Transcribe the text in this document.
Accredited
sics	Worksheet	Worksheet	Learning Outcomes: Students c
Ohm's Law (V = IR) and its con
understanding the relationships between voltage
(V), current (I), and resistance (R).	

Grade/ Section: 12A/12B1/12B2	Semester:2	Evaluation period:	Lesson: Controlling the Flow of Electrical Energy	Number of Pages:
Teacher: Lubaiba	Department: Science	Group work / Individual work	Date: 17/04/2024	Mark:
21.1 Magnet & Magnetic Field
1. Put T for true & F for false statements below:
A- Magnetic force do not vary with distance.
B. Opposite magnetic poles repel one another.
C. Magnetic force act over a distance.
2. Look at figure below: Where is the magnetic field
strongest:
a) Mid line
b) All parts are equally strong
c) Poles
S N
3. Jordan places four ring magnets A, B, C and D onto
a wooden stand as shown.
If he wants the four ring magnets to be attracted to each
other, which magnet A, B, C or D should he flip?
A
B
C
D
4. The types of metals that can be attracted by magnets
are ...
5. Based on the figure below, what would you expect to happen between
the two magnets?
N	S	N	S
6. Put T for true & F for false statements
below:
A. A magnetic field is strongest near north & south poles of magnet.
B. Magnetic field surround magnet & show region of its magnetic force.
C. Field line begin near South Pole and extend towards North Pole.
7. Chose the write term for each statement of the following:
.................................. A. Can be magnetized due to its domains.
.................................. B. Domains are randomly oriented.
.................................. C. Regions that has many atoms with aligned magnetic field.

------------------------------------------------------------

AIM OF THE EXERCISE » Return the whole listing exactly, with every line included.

SOLUTION FOR THIS PROBLEM »
Transcribe the text in this document.
Accredited
sics	Worksheet	Worksheet	Learning Outcomes: Students c
Ohm's Law (V = IR) and its con
understanding the relationships between voltage
(V), current (I), and resistance (R).	

Grade/ Section: 12A/12B1/12B2	Semester:2	Evaluation period:	Lesson: Controlling the Flow of Electrical Energy	Number of Pages:
Teacher: Lubaiba	Department: Science	Group work / Individual work	Date: 17/04/2024	Mark:
21.1 Magnet & Magnetic Field
1. Put T for true & F for false statements below:
A- Magnetic force do not vary with distance.
B. Opposite magnetic poles repel one another.
C. Magnetic force act over a distance.
2. Look at figure below: Where is the magnetic field
strongest:
a) Mid line
b) All parts are equally strong
c) Poles
S N
3. Jordan places four ring magnets A, B, C and D onto
a wooden stand as shown.
If he wants the four ring magnets to be attracted to each
other, which magnet A, B, C or D should he flip?
A
B
C
D
4. The types of metals that can be attracted by magnets
are ...
5. Based on the figure below, what would you expect to happen between
the two magnets?
N	S	N	S
6. Put T for true & F for false statements
below:
A. A magnetic field is strongest near north & south poles of magnet.
B. Magnetic field surround magnet & show region of its magnetic force.
C. Field line begin near South Pole and extend towards North Pole.
7. Chose the write term for each statement of the following:
.................................. A. Can be magnetized due to its domains.
.................................. B. Domains are randomly oriented.
.................................. C. Regions that has many atoms with aligned magnetic field.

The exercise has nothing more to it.